Source passage:
***
On 4/25/2012 10:01 AM, Ted Roche wrote:
> Quantify, please: "I load 50 million rows of data and run a query that
> should return 10 records and it takes 15 minutes." Or "I expect 25
> million rows" in which case it should take 15 minutes! Or "It takes 7
> seconds and I want it to take 5" -- these are different questions.

Actually, I forgot one field.  There is a 4th field.  So focusing on 
those 4 fields (region/expcat/product/ratcell), there are say 10 
different regions, 6 different expcats, 4 different products, and 60 
different ratecells.  These all feed out to an Excel spreadsheet, with 
the region being the tab, the expcats being columns, the ratecells being 
rows, and the products helping to differentiate between the two types of 
report output (e.g., these products "a,b,c" mean it's RptType 1, "d,e,f" 
meaning RptType 2, etc.  Those products also help relate to an 
"Adjustment factor" table to pick up a multiplier value for the end-user 
to apply to the sum totals as well.  So 60 x 6 x 10 = 3600 queries to be 
run to provide the summed output.  (I'm doing a SUM on certain fields.) 
Each query goes against against 3 core tables (separate structures...not 
union-able) about 5.1 GB in total size.  I found that some queries were 
taking about 45 seconds to return their rowsets (ranging anywhere from 
very small to very large for popular data).  So 3600 queries @ 45 
seconds each = 2700 minutes, or 45 hours.  Nearly 2 days of running 
queries straight to get my datasets and totals!!  THIS IS WHAT I'M 
TRYING TO IMPROVE.  :-)

(NOTE:  It should be noted that I'm pulling the dataset sample and then 
SUMing it because I need to keep these records for auditing purposes 
later, so when the auditor says "what records went into deriving this 
total?" I can easily show them the CSV.  I'm using HeidiSQL for the 
maintenance/setup of the database and VFP9 for the SQL downloads for 
samples.  These are NOT Visual Foxpro queries.  I'm using SPT against my 
laptop's MySQL database.)
***
Supplied data:

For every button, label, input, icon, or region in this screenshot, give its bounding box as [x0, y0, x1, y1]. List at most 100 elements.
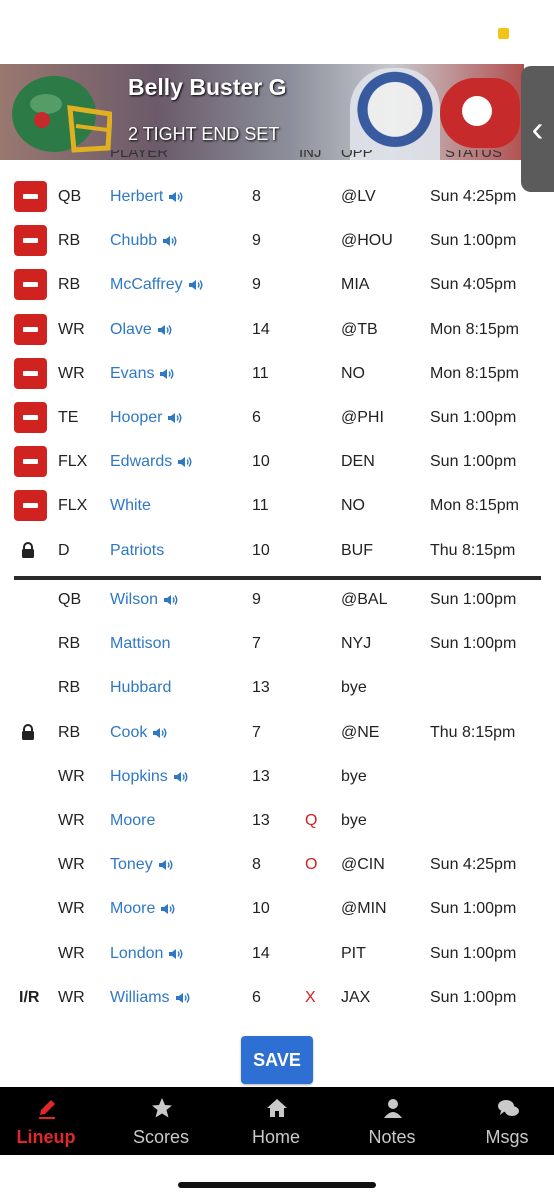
***
Requests:
1) Change the MySQL query-timing post from "On 4/25/2012 10:01" to "are different questions.", putting "20 minutes" in place of "15 minutes".
2) In the MySQL query-timing post, what is the total size of the three core tables that each query goes against?
3) Resume the MySQL query-timing post after its final sentence and continue it.

Exercise responses:
1)
On 4/25/2012 10:01 AM, Ted Roche wrote:
> Quantify, please: "I load 50 million rows of data and run a query that
> should return 10 records and it takes 20 minutes." Or "I expect 25
> million rows" in which case it should take 20 minutes! Or "It takes 7
> seconds and I want it to take 5" -- these are different questions.

2) About 5.1 GB.

3)
>
>>   I load the data, add the appropriate
>> indexes on the key fields in my WHERE clauses (very common usually...not
>> much variance in my queries.  E.g.., "...where region = ?cRegion and
>> expcat = ?cExpcat and product = ?cProduct"  so I have a compound index
>> on region+expcat+product), and then query away.
>
> Over optimization. If you have a compound index, your query ought to be:
>
> region+expcat+product = ?mycompoundparameter
>
> It's far, far better to use one index per column and your original
> query, though. Though it is not Rushmore, and some VFP rules don't
> apply, the rule of "index expression EXACTLY matching the left side of
> the WHERE expression" does apply.

Yes, and I thought I read you and the MySQL manual online earlier 
(http://dev.mysql.com/doc/refman/5.1/en/index-merge-optimization.html) 
to say that MySQL needs that compound index of the 3 fields to best 
optimize this query?!?  I thought that MySQL couldn't use all 3 separate 
single-field indexes and as such I wouldn't gain as much optimization.  ???


> InnoDB is for transactions, which you're not doing.  It's slower on
> reads and writes than MyISAM, but don't go changing it until we learn
> some more.

Now that my production goal has been met, I've got time to run 
alternative tests (which is why I started this) so I'll track times on 
MyISAM vs InnoDB once I've got everything in place.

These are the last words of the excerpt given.